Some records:

════════════════

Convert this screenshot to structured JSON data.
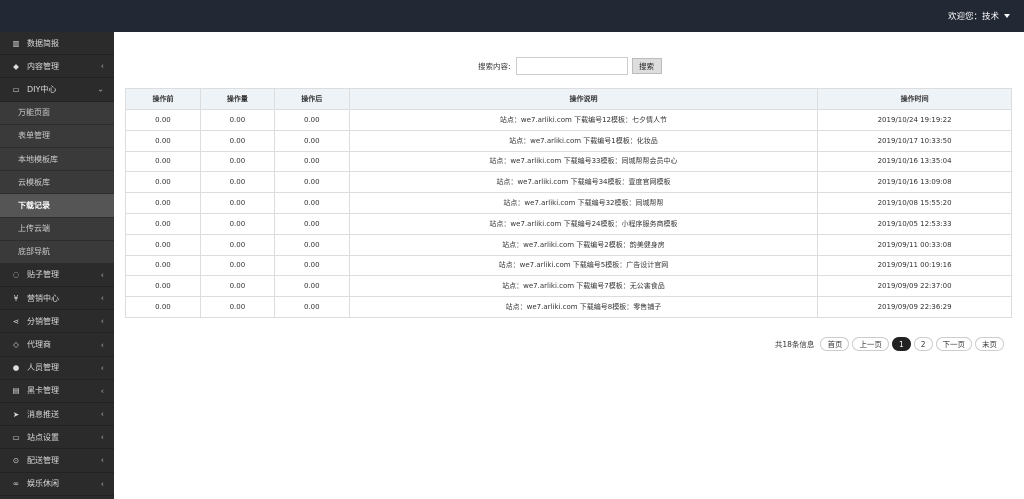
{
  "header": {
    "welcome": "欢迎您：技术"
  },
  "sidebar": {
    "items": [
      {
        "icon": "bar-chart-icon",
        "glyph": "▥",
        "label": "数据简报",
        "arrow": ""
      },
      {
        "icon": "tag-icon",
        "glyph": "◆",
        "label": "内容管理",
        "arrow": "‹"
      },
      {
        "icon": "monitor-icon",
        "glyph": "▭",
        "label": "DIY中心",
        "arrow": "⌄"
      }
    ],
    "sub_items": [
      {
        "label": "万能页面"
      },
      {
        "label": "表单管理"
      },
      {
        "label": "本地模板库"
      },
      {
        "label": "云模板库"
      },
      {
        "label": "下载记录"
      },
      {
        "label": "上传云端"
      },
      {
        "label": "底部导航"
      }
    ],
    "items2": [
      {
        "icon": "comment-icon",
        "glyph": "◌",
        "label": "贴子管理",
        "arrow": "‹"
      },
      {
        "icon": "yen-icon",
        "glyph": "¥",
        "label": "营销中心",
        "arrow": "‹"
      },
      {
        "icon": "share-icon",
        "glyph": "⋖",
        "label": "分销管理",
        "arrow": "‹"
      },
      {
        "icon": "diamond-icon",
        "glyph": "◇",
        "label": "代理商",
        "arrow": "‹"
      },
      {
        "icon": "users-icon",
        "glyph": "●",
        "label": "人员管理",
        "arrow": "‹"
      },
      {
        "icon": "card-icon",
        "glyph": "▤",
        "label": "黑卡管理",
        "arrow": "‹"
      },
      {
        "icon": "send-icon",
        "glyph": "➤",
        "label": "消息推送",
        "arrow": "‹"
      },
      {
        "icon": "desktop-icon",
        "glyph": "▭",
        "label": "站点设置",
        "arrow": "‹"
      },
      {
        "icon": "motorcycle-icon",
        "glyph": "⊙",
        "label": "配送管理",
        "arrow": "‹"
      },
      {
        "icon": "gamepad-icon",
        "glyph": "∞",
        "label": "娱乐休闲",
        "arrow": "‹"
      }
    ]
  },
  "search": {
    "label": "搜索内容:",
    "value": "",
    "button": "搜索"
  },
  "table": {
    "headers": [
      "操作前",
      "操作量",
      "操作后",
      "操作说明",
      "操作时间"
    ],
    "rows": [
      [
        "0.00",
        "0.00",
        "0.00",
        "站点：we7.arliki.com 下载编号12模板：七夕情人节",
        "2019/10/24 19:19:22"
      ],
      [
        "0.00",
        "0.00",
        "0.00",
        "站点：we7.arliki.com 下载编号1模板：化妆品",
        "2019/10/17 10:33:50"
      ],
      [
        "0.00",
        "0.00",
        "0.00",
        "站点：we7.arliki.com 下载编号33模板：同城帮帮会员中心",
        "2019/10/16 13:35:04"
      ],
      [
        "0.00",
        "0.00",
        "0.00",
        "站点：we7.arliki.com 下载编号34模板：壹度官网模板",
        "2019/10/16 13:09:08"
      ],
      [
        "0.00",
        "0.00",
        "0.00",
        "站点：we7.arliki.com 下载编号32模板：同城帮帮",
        "2019/10/08 15:55:20"
      ],
      [
        "0.00",
        "0.00",
        "0.00",
        "站点：we7.arliki.com 下载编号24模板：小程序服务商模板",
        "2019/10/05 12:53:33"
      ],
      [
        "0.00",
        "0.00",
        "0.00",
        "站点：we7.arliki.com 下载编号2模板：韵美健身房",
        "2019/09/11 00:33:08"
      ],
      [
        "0.00",
        "0.00",
        "0.00",
        "站点：we7.arliki.com 下载编号5模板：广告设计官网",
        "2019/09/11 00:19:16"
      ],
      [
        "0.00",
        "0.00",
        "0.00",
        "站点：we7.arliki.com 下载编号7模板：无公害食品",
        "2019/09/09 22:37:00"
      ],
      [
        "0.00",
        "0.00",
        "0.00",
        "站点：we7.arliki.com 下载编号8模板：零售铺子",
        "2019/09/09 22:36:29"
      ]
    ]
  },
  "pagination": {
    "total": "共18条信息",
    "first": "首页",
    "prev": "上一页",
    "pages": [
      "1",
      "2"
    ],
    "current": "1",
    "next": "下一页",
    "last": "末页"
  }
}
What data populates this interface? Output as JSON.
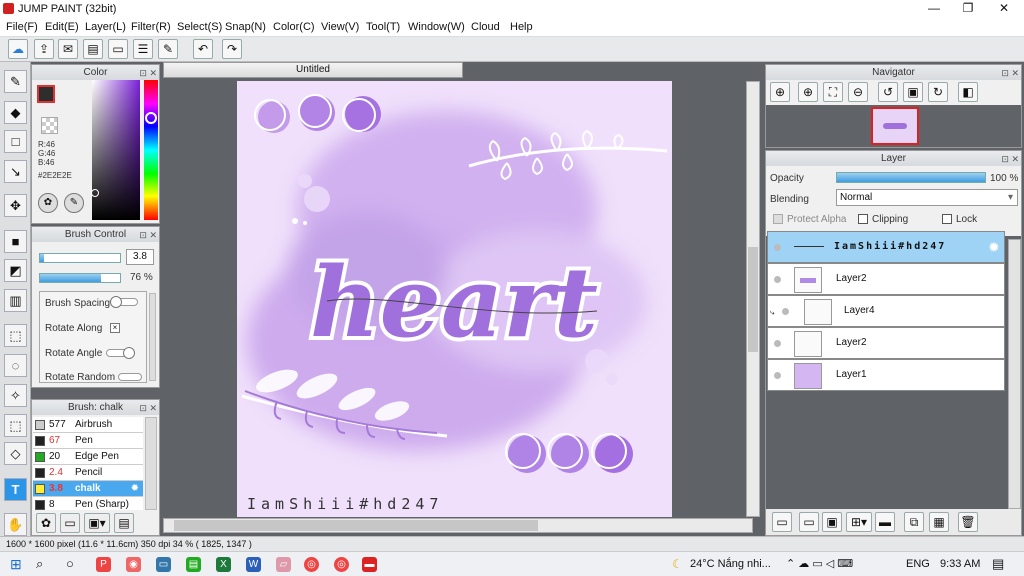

════════════════

## [SHORT TASK]
Collect the lines that hold "JSON".

## [THE OUTPUT]
Convert this screenshot to structured JSON data.
What data populates this interface? Output as JSON.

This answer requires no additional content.